**TASK DETAILS**
Transcribe all of the material exactly, except for its pictures.

(Data excerpts)
-----

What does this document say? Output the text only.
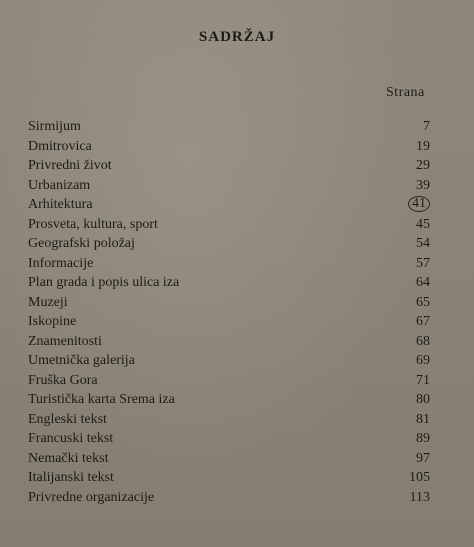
SADRŽAJ
Strana
Sirmijum	7
Dmitrovica	19
Privredni život	29
Urbanizam	39
Arhitektura	41
Prosveta, kultura, sport	45
Geografski položaj	54
Informacije	57
Plan grada i popis ulica iza	64
Muzeji	65
Iskopine	67
Znamenitosti	68
Umetnička galerija	69
Fruška Gora	71
Turistička karta Srema iza	80
Engleski tekst	81
Francuski tekst	89
Nemački tekst	97
Italijanski tekst	105
Privredne organizacije	113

-----

**EXERCISE RESPONSE**
What does this document say? Output the text only.
SADRŽAJ
Strana
Sirmijum	7
Dmitrovica	19
Privredni život	29
Urbanizam	39
Arhitektura	41
Prosveta, kultura, sport	45
Geografski položaj	54
Informacije	57
Plan grada i popis ulica iza	64
Muzeji	65
Iskopine	67
Znamenitosti	68
Umetnička galerija	69
Fruška Gora	71
Turistička karta Srema iza	80
Engleski tekst	81
Francuski tekst	89
Nemački tekst	97
Italijanski tekst	105
Privredne organizacije	113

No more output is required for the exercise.